● **Extract**:
Over my lifetime I must have seen 300-400 of 'um. As kids we always took to the chase when one was spotted. About half the time when approached they'd turn and give you the most hair-raising hissing snarl and bluff charge you can imagine. Non-the-less, we loved to give chase and experience the tenacity of the beast.

Only got one good story...Now Bob Hood was about as fearless, tough, good natured, reckless a kid as I ever knew. One time, me, my bother Paul and the infamous Bob Hood went out checking on a nest of Sparrow Hawks we intended to raid when the hatchlings where ready to take, when we came upon a young Badger. As stated before, the chase was on. Apparently the beast was migrating or something and didn't have a hole near by so we were able to catch up to him and present him with the usual harassments and challenges. My younger bother Paul, always the fastest runner, caught up to the Badger and clobbered the poor creature with a baseball sized rock right in the head, knocking it out. Thinking it was maybe dead, we put it in a sack and started back home. We always drove my dads old Willys wagon, and back behind the rear seat, as we drove along, the damnedest ruckus you ever heard erupted...we all knew within a second...that badger ain't dead! Well, despite the dangers of a live badger in the back of the wagon, we made it to Bob's grandma's home where he lived, without further incidents.

Bob, actually a real animal lover and an almost animal whisper, you might say, spent much of his time volunteering at the Tracy Avery ( in Salt Lake's Liberty Park), decided he wanted to keep the Badger and maybe even tame it to the point it might become pet. So we put the animal in a wire cage next to his grandmothers garage. It took the badger about ten minutes to discover there was no bottom in the cage and it promptly dug a hole under the garage and out of the confining cage. Now let me tell you one thing...you can't tame a badger! The critter lived a couple years under that garage, happy to eat what food Bob provided, but never, ever, did it lose that wild spirit or ferocity that badgers possess.

● **Recorded data**:

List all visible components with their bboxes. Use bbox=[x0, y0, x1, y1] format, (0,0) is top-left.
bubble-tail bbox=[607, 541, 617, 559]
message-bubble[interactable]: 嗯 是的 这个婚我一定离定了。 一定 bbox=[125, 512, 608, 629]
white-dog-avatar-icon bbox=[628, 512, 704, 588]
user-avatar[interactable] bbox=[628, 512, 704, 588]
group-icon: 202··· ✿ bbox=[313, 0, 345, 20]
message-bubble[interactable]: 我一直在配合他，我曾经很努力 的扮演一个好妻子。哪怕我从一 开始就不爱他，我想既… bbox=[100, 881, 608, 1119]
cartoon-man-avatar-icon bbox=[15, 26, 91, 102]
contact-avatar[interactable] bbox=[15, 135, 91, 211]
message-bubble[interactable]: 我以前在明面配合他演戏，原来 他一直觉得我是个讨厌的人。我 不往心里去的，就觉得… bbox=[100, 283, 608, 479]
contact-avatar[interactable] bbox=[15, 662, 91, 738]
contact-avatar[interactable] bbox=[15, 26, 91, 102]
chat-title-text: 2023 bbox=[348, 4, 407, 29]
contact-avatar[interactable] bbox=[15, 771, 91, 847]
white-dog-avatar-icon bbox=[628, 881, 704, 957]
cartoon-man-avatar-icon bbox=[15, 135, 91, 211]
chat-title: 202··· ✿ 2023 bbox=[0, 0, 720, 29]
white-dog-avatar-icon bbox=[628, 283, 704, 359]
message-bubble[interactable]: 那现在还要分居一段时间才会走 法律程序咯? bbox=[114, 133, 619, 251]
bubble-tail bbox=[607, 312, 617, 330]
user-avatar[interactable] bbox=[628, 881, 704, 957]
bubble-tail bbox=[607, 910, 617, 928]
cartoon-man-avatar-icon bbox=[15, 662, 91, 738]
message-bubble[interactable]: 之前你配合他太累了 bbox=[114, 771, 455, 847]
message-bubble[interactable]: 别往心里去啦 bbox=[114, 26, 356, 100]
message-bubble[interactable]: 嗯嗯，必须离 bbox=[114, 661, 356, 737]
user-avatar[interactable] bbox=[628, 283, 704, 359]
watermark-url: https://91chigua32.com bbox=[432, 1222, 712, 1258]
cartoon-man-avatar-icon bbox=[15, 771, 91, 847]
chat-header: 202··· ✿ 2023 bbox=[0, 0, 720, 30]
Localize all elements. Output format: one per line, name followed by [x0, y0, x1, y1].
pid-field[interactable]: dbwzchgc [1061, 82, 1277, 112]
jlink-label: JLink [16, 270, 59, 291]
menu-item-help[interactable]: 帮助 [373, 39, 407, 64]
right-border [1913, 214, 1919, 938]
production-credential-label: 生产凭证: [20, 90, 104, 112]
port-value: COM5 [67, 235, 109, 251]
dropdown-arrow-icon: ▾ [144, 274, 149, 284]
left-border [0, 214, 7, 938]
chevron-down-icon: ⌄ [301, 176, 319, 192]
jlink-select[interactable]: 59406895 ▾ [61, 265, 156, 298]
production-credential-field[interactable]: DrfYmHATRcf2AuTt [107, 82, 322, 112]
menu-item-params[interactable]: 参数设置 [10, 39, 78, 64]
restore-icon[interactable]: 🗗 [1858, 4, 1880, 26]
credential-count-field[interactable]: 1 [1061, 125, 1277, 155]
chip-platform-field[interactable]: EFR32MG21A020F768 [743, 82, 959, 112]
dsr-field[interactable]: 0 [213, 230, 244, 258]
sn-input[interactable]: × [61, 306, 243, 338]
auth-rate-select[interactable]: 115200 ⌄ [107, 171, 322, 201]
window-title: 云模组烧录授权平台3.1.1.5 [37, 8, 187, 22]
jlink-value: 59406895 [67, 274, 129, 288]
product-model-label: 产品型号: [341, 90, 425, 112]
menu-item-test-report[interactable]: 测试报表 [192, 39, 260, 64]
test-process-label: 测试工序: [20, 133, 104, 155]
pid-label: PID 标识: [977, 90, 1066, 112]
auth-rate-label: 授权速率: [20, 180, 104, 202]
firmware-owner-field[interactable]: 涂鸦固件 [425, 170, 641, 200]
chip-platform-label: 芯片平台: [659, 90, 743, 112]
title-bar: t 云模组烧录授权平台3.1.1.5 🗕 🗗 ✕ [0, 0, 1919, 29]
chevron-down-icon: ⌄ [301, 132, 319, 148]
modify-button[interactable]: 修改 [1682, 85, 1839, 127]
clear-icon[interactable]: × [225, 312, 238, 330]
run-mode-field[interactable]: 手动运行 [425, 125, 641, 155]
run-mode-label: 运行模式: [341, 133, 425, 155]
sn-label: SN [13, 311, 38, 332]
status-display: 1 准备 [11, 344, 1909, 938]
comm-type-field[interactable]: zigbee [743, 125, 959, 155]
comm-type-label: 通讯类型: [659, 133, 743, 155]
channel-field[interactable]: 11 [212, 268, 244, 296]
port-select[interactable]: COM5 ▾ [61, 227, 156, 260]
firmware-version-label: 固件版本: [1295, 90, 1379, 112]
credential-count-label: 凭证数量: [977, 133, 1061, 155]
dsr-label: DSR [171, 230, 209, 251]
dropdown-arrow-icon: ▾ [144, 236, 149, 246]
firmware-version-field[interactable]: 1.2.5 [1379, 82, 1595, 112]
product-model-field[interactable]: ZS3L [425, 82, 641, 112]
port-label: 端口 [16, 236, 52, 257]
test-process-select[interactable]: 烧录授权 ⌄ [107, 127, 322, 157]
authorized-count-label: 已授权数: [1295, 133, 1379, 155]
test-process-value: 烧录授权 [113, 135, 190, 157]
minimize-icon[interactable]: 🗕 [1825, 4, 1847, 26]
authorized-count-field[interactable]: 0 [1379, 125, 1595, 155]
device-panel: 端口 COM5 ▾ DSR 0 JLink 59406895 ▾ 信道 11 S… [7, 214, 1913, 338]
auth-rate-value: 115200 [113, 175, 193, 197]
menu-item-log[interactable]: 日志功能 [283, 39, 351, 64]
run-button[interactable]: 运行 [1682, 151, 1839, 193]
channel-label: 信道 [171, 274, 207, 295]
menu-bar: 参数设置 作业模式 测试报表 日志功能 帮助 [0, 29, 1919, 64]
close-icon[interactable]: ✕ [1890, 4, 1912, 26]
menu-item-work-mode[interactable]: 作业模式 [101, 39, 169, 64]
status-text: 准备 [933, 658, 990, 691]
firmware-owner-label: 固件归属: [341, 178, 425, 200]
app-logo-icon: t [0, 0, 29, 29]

● **Directive 1**:
In the badger story, why were the boys able to catch up to the young badger? Answer in one to three sentences.
● **Directive 2**:
Could you carry on the badger story, starting after its last sentence?

● **Right answer 1**:
The badger was apparently migrating or something and had no hole nearby to escape into, so the boys could catch up to it.

● **Right answer 2**:
The old Willys looked almost like this one


----------



## jlofthouse16 (Oct 18, 2021)

Badgers, best left alone to do their own thing.

We had them out in Southern Cache Valley where I grew up. Worst fear was that a horse might step in a hole and fall down breaking a leg. 

I will never forget walking up to a hole and looking in, when here comes Mr Badger out to bare teeth and hiss at me. I ran like the dickens.


----------



## jlofthouse16 (Oct 18, 2021)

DallanC said:


> View attachment 150425
> 
> 
> -DallanC


Cat Found! Surely you jest?


----------



## Springville Shooter (Oct 15, 2010)

I saw a few during my years in Utah. I see them all the time out here in Nevada. Watched an old cowboy near Unionville catch one and slap the crap out of it just to show it who was boss. Second dangest thing I've ever seen. When he tossed it down, it couldn't wait to turn tail and run. He used his hat to distract it, then grabbed it by the scruff and lifted it off the ground. Remind me to never mess with a skinny old Basque cowboy. --------SS


----------



## Al Hansen (Sep 7, 2007)

Seen my share out around the P-dog towns . Killed a few on ranches that the ranchers wanted gone. I have a hand made silver and badger claw necklace that was made for me from some paws I brought home. Kinda cool.


----------



## jlofthouse16 (Oct 18, 2021)

GM


----------



## 2:22 (Jan 31, 2013)

Badgers? We don't need no stinkin Badgers!!! (Most of you won't get that)


----------



## MrShane (Jul 21, 2019)

2:22 said:


> Badgers? We don't need no stinkin Badgers!!! (Most of you won't get that)


I like to take Badgers for a ride in my time machine.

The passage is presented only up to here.